Extract every line that contains the word "User".

━━━━━ SUPPLIED MATERIAL

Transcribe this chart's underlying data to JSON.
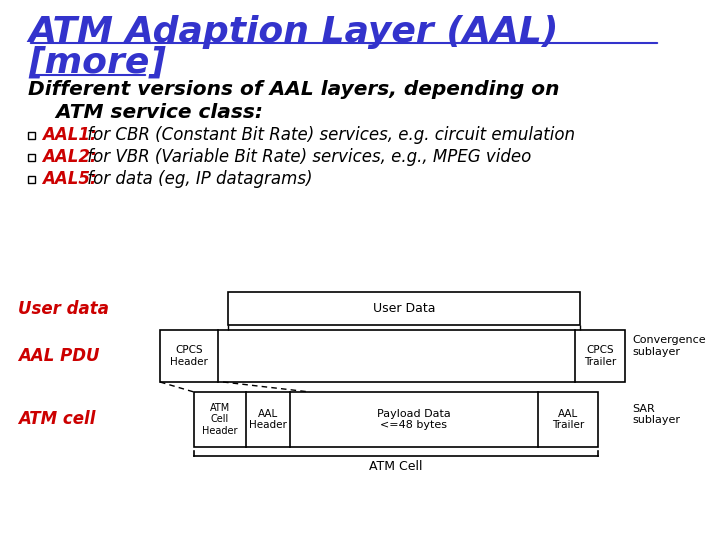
{
  "title_line1": "ATM Adaption Layer (AAL)",
  "title_line2": "[more]",
  "title_color": "#3333CC",
  "subtitle_line1": "Different versions of AAL layers, depending on",
  "subtitle_line2": "    ATM service class:",
  "subtitle_color": "#000000",
  "bullets": [
    {
      "label": "AAL1:",
      "text": " for CBR (Constant Bit Rate) services, e.g. circuit emulation"
    },
    {
      "label": "AAL2:",
      "text": " for VBR (Variable Bit Rate) services, e.g., MPEG video"
    },
    {
      "label": "AAL5:",
      "text": " for data (eg, IP datagrams)"
    }
  ],
  "bullet_label_color": "#CC0000",
  "bullet_text_color": "#000000",
  "bg_color": "#FFFFFF",
  "diagram": {
    "user_data_label": "User data",
    "user_data_box_text": "User Data",
    "aal_pdu_label": "AAL PDU",
    "atm_cell_label": "ATM cell",
    "cpcs_header_text": "CPCS\nHeader",
    "cpcs_trailer_text": "CPCS\nTrailer",
    "atm_cell_header_text": "ATM\nCell\nHeader",
    "aal_header_text": "AAL\nHeader",
    "payload_text": "Payload Data\n<=48 bytes",
    "aal_trailer_text": "AAL\nTrailer",
    "atm_cell_brace_text": "ATM Cell",
    "convergence_sublayer_text": "Convergence\nsublayer",
    "sar_sublayer_text": "SAR\nsublayer",
    "label_color": "#CC0000",
    "box_edge_color": "#000000",
    "text_color": "#000000"
  }
}
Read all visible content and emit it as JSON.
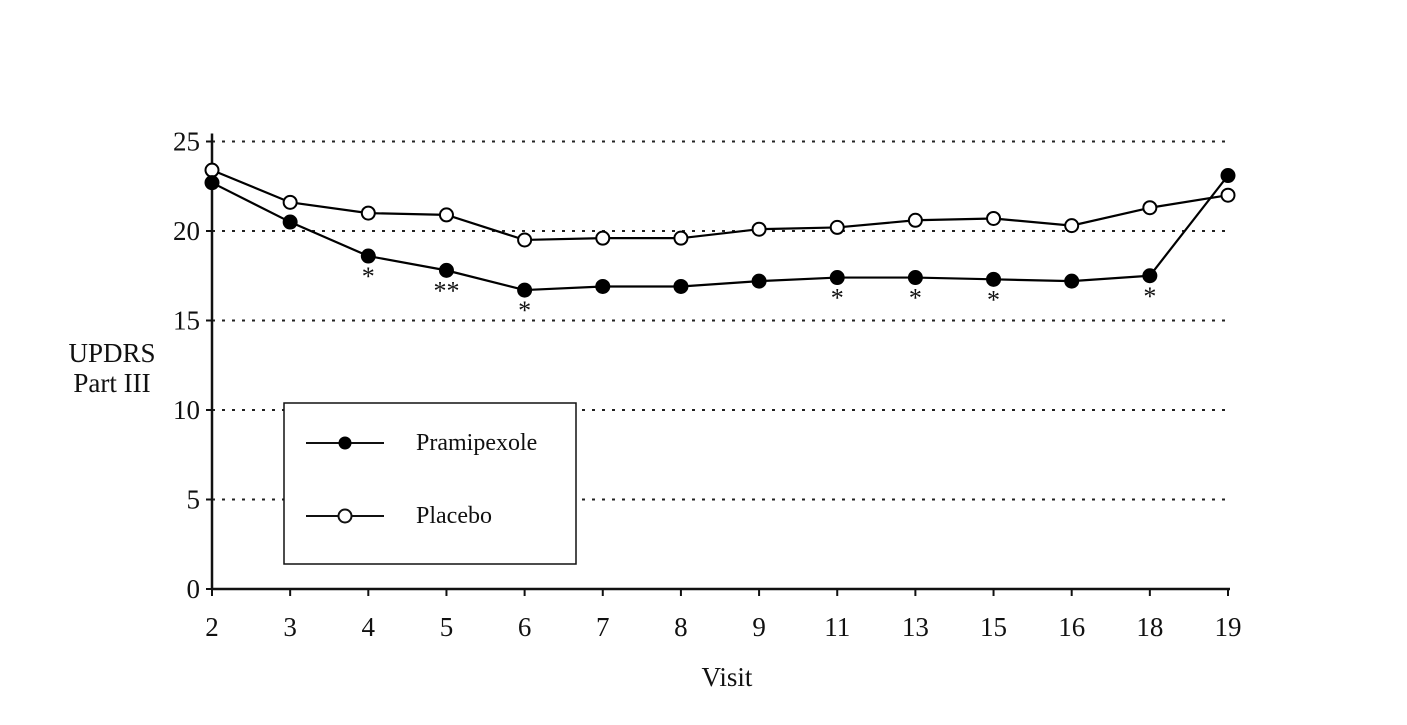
{
  "chart_data": {
    "type": "line",
    "title": "",
    "xlabel": "Visit",
    "ylabel": [
      "UPDRS",
      "Part III"
    ],
    "categories": [
      "2",
      "3",
      "4",
      "5",
      "6",
      "7",
      "8",
      "9",
      "11",
      "13",
      "15",
      "16",
      "18",
      "19"
    ],
    "ylim": [
      0,
      25
    ],
    "yticks": [
      0,
      5,
      10,
      15,
      20,
      25
    ],
    "grid": "dotted horizontal",
    "legend_position": "bottom-left",
    "series": [
      {
        "name": "Pramipexole",
        "marker": "filled-circle",
        "color": "#000000",
        "values": [
          22.7,
          20.5,
          18.6,
          17.8,
          16.7,
          16.9,
          16.9,
          17.2,
          17.4,
          17.4,
          17.3,
          17.2,
          17.5,
          23.1
        ]
      },
      {
        "name": "Placebo",
        "marker": "open-circle",
        "color": "#000000",
        "values": [
          23.4,
          21.6,
          21.0,
          20.9,
          19.5,
          19.6,
          19.6,
          20.1,
          20.2,
          20.6,
          20.7,
          20.3,
          21.3,
          22.0
        ]
      }
    ],
    "annotations": [
      {
        "visit": "4",
        "text": "*"
      },
      {
        "visit": "5",
        "text": "**"
      },
      {
        "visit": "6",
        "text": "*"
      },
      {
        "visit": "11",
        "text": "*"
      },
      {
        "visit": "13",
        "text": "*"
      },
      {
        "visit": "15",
        "text": "*"
      },
      {
        "visit": "18",
        "text": "*"
      }
    ]
  }
}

━━━━━━━━━━

RESULT OF THIS EXERCISE
    "user_data_label": "User data",
    "user_data_box_text": "User Data",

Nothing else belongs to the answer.